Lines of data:
%%

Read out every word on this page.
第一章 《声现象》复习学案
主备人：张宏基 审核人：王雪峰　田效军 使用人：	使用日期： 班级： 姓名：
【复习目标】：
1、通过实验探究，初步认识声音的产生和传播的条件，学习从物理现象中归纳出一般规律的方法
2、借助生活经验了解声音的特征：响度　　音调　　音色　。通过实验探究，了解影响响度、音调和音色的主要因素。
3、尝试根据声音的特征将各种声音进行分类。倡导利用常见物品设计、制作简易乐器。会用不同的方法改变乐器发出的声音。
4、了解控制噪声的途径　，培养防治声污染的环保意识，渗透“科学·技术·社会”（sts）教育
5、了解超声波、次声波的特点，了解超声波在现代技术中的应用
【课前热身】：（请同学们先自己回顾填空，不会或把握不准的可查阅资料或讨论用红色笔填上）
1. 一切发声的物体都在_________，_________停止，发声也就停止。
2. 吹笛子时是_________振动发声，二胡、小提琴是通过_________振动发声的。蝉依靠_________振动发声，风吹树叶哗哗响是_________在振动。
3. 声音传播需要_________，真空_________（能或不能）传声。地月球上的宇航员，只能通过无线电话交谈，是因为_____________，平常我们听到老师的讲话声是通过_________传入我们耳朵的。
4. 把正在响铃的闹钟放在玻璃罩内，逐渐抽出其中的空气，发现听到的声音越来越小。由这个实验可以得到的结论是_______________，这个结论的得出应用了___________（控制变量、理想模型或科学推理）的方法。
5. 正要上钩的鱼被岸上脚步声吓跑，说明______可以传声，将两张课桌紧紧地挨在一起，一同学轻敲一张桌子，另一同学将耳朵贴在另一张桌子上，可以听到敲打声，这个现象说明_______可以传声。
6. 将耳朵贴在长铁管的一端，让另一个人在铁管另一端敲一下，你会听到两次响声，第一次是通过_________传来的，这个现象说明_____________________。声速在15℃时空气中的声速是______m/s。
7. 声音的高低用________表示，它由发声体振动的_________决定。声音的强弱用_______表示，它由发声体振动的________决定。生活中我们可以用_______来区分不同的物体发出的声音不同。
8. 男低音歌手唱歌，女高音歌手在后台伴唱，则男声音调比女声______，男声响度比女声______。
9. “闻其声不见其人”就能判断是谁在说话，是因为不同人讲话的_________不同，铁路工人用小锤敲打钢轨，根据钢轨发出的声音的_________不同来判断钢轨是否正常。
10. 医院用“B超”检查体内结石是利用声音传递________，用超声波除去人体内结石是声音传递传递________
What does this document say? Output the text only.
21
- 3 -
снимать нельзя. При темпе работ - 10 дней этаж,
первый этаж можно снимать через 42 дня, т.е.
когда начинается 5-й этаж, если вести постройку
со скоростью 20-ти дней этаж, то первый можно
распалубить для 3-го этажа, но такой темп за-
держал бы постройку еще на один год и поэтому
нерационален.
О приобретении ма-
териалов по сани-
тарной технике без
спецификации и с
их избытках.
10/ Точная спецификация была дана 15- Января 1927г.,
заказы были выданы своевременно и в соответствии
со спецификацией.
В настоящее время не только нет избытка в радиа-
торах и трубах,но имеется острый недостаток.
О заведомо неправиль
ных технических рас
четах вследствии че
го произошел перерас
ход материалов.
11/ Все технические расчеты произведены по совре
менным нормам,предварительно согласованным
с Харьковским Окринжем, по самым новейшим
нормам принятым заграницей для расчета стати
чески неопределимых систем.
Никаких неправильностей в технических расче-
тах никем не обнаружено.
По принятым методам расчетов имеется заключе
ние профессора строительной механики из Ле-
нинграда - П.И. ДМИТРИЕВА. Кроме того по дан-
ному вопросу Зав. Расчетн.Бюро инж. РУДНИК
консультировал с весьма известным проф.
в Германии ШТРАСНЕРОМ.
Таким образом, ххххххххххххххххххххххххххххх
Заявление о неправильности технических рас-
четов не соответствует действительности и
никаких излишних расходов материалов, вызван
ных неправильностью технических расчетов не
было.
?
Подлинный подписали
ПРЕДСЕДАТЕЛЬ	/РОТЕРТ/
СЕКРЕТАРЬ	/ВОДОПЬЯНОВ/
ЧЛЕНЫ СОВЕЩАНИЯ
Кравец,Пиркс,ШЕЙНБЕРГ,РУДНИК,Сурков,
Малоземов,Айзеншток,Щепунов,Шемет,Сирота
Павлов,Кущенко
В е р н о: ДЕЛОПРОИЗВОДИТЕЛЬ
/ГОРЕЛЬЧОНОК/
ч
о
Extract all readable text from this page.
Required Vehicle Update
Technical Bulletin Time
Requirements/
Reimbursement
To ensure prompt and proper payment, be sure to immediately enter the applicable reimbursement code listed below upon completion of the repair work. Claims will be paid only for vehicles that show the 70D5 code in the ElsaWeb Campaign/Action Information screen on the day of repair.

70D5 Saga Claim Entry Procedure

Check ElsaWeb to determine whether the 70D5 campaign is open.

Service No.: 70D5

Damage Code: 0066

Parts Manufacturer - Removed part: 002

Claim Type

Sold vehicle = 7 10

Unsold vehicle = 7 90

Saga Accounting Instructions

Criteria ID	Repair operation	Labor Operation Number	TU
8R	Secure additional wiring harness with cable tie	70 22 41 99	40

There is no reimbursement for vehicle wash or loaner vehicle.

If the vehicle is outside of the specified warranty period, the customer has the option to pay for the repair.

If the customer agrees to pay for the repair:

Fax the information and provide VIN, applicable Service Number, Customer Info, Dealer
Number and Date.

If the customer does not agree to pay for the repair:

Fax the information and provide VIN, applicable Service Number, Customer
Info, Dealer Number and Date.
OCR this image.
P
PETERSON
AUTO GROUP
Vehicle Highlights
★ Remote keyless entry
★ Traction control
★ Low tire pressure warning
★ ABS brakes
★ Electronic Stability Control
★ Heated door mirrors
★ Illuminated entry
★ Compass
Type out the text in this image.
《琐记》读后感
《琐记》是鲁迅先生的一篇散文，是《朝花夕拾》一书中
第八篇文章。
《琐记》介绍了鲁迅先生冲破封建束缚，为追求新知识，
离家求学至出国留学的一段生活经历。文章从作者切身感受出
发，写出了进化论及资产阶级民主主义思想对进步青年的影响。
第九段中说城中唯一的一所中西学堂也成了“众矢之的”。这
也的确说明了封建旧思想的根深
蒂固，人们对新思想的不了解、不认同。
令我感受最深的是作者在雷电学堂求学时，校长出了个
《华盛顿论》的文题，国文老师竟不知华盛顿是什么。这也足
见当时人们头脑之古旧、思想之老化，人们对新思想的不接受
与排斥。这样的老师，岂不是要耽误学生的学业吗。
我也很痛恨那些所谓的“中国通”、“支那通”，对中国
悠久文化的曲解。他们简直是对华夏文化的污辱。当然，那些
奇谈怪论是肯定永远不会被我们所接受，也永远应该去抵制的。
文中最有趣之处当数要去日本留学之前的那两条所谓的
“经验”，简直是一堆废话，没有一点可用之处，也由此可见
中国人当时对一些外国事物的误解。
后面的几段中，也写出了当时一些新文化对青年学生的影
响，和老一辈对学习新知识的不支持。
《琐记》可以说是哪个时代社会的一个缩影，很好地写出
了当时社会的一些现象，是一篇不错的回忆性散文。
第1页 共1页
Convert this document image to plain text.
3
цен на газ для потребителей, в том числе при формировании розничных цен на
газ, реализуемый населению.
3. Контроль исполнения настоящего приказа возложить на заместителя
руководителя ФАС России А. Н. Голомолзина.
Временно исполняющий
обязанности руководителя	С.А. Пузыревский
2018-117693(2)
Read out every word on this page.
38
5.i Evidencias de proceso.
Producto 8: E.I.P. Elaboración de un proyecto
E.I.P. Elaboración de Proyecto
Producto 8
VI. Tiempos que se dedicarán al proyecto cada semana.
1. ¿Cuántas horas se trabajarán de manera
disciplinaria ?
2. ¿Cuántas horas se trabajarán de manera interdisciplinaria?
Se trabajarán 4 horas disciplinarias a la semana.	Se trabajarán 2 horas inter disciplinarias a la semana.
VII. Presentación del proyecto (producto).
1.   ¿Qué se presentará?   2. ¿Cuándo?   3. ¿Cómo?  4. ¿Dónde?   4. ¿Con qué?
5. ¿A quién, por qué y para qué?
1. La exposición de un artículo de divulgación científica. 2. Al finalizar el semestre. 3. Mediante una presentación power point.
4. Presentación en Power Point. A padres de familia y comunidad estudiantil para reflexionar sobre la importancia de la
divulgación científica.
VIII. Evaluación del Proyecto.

%%

PROBLEM DESCRIPTION
Only the number is wanted: how many lines in the data include the word "provide"?

RIGHT ANSWER
2